**Task directions**
Write out the data below verbatim, beginning with the line that contains "List every element" and ending with the line that contains "legend-label: Netherlands (656, 244, 727, 259)", both lines included.
— Start of Material for this task —
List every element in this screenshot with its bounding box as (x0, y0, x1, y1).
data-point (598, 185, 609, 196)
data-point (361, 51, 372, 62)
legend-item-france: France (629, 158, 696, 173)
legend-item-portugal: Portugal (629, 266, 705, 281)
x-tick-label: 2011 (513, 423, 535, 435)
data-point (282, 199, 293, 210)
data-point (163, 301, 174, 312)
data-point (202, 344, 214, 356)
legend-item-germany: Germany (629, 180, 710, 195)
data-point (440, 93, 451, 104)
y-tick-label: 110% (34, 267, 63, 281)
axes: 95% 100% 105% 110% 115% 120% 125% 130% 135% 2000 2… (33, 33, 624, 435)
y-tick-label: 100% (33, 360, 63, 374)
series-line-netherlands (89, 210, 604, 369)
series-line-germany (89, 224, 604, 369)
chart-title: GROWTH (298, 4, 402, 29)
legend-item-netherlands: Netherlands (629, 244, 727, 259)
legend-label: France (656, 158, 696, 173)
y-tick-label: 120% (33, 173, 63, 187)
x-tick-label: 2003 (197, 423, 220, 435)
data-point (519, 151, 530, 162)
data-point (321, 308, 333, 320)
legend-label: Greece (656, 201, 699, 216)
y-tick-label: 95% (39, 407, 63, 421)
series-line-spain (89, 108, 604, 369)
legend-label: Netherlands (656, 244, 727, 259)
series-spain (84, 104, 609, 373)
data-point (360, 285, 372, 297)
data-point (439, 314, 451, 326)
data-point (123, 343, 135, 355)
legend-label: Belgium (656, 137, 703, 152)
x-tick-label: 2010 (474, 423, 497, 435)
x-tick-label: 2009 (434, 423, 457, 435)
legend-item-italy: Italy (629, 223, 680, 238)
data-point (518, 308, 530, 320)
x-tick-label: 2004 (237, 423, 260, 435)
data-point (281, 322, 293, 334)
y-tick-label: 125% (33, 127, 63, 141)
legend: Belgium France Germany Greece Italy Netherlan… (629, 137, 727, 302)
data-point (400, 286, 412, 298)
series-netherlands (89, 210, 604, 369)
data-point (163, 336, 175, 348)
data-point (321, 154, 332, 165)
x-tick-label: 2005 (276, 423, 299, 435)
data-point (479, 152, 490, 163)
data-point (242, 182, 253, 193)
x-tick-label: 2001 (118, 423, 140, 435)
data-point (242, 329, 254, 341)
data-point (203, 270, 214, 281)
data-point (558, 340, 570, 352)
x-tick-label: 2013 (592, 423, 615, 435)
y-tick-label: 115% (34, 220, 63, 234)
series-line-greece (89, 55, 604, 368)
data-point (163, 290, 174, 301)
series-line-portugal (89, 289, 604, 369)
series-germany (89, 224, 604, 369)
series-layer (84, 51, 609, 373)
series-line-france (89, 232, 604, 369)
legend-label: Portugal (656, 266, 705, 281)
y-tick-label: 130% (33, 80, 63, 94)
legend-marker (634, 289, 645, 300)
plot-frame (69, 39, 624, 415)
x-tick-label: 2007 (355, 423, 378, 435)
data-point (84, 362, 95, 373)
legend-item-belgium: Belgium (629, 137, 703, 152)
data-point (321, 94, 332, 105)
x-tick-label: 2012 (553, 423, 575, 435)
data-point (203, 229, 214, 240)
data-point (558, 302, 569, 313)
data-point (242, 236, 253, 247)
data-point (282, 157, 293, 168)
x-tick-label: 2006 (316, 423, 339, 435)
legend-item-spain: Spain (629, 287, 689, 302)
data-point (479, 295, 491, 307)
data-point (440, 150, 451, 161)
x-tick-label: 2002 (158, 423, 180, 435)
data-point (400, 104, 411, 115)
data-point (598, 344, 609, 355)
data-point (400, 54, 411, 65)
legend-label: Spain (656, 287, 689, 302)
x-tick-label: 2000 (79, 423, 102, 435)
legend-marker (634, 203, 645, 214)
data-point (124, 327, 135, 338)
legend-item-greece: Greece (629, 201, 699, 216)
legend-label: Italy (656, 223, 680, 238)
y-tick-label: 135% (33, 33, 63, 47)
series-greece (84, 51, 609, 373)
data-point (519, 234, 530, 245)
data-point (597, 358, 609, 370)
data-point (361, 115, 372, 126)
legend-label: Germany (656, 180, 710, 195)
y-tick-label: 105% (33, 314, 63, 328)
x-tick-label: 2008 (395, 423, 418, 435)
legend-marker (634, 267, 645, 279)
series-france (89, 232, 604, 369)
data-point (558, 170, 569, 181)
— End of Material for this task —
— Start of Material for this task —
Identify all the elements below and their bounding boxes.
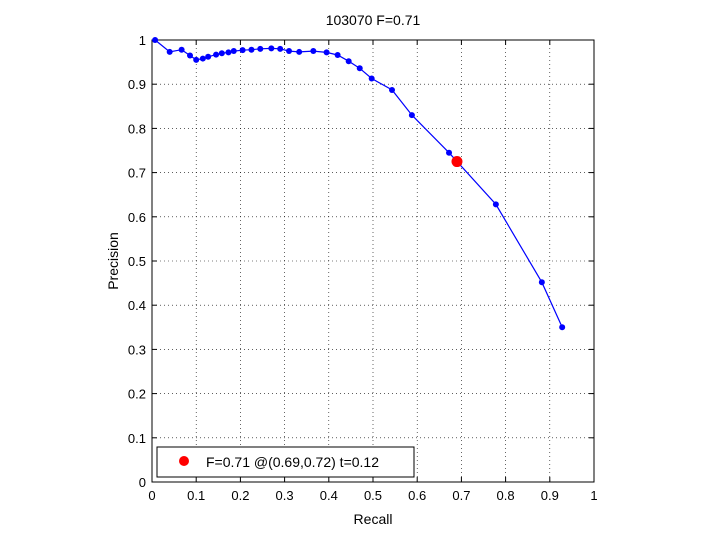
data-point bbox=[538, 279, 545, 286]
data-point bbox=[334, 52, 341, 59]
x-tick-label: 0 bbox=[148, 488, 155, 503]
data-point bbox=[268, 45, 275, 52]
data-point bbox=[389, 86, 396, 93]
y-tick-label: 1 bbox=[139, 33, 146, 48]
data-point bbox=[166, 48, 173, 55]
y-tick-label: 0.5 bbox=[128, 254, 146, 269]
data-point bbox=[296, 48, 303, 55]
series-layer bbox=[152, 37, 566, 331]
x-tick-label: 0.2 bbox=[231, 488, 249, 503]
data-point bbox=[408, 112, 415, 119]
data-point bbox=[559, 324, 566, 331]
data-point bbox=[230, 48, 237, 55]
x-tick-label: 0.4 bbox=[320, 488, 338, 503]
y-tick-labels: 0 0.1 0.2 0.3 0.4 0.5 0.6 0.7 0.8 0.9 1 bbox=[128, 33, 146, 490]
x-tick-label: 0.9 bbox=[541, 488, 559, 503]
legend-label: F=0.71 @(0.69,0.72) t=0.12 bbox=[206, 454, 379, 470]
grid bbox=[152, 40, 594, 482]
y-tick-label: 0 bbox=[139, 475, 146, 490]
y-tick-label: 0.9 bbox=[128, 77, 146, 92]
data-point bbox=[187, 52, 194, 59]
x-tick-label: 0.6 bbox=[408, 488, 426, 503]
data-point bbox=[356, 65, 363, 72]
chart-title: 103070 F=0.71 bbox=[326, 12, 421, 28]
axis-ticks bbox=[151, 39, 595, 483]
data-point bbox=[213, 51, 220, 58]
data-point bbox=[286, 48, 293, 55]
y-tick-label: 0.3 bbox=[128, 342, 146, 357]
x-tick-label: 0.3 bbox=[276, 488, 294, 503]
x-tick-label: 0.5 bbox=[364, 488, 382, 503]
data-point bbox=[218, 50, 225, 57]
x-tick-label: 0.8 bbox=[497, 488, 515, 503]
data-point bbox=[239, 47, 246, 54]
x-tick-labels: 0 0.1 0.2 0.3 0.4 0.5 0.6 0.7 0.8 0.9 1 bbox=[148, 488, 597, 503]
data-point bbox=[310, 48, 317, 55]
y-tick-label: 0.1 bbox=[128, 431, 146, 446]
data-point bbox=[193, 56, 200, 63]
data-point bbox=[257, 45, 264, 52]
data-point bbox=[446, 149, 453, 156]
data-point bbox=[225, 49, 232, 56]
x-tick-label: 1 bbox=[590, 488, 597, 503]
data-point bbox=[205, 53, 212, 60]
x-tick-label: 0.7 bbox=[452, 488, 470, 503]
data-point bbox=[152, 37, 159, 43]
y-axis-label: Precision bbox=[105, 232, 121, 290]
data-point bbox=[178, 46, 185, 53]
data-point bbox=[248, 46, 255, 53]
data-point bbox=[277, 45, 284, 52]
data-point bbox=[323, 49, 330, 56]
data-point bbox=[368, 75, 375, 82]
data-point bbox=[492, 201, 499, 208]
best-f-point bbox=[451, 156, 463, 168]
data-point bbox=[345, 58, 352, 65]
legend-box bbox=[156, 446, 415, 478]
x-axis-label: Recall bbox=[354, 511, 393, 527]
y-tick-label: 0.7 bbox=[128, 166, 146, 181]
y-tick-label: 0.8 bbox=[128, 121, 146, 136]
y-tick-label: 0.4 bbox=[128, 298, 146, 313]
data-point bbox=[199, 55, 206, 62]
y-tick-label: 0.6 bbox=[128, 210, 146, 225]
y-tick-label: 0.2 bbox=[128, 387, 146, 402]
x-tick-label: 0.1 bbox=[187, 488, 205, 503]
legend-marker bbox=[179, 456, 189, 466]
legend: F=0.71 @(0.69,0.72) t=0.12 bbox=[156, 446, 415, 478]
— End of Material for this task —
**Result**
List every element in this screenshot with its bounding box as (x0, y0, x1, y1).
data-point (598, 185, 609, 196)
data-point (361, 51, 372, 62)
legend-item-france: France (629, 158, 696, 173)
legend-item-portugal: Portugal (629, 266, 705, 281)
x-tick-label: 2011 (513, 423, 535, 435)
data-point (282, 199, 293, 210)
data-point (163, 301, 174, 312)
data-point (202, 344, 214, 356)
legend-item-germany: Germany (629, 180, 710, 195)
data-point (440, 93, 451, 104)
y-tick-label: 110% (34, 267, 63, 281)
axes: 95% 100% 105% 110% 115% 120% 125% 130% 135% 2000 2… (33, 33, 624, 435)
y-tick-label: 100% (33, 360, 63, 374)
series-line-netherlands (89, 210, 604, 369)
series-line-germany (89, 224, 604, 369)
chart-title: GROWTH (298, 4, 402, 29)
legend-item-netherlands: Netherlands (629, 244, 727, 259)
legend-label: France (656, 158, 696, 173)
y-tick-label: 120% (33, 173, 63, 187)
x-tick-label: 2003 (197, 423, 220, 435)
data-point (519, 151, 530, 162)
data-point (321, 308, 333, 320)
legend-label: Greece (656, 201, 699, 216)
y-tick-label: 95% (39, 407, 63, 421)
series-line-spain (89, 108, 604, 369)
legend-label: Netherlands (656, 244, 727, 259)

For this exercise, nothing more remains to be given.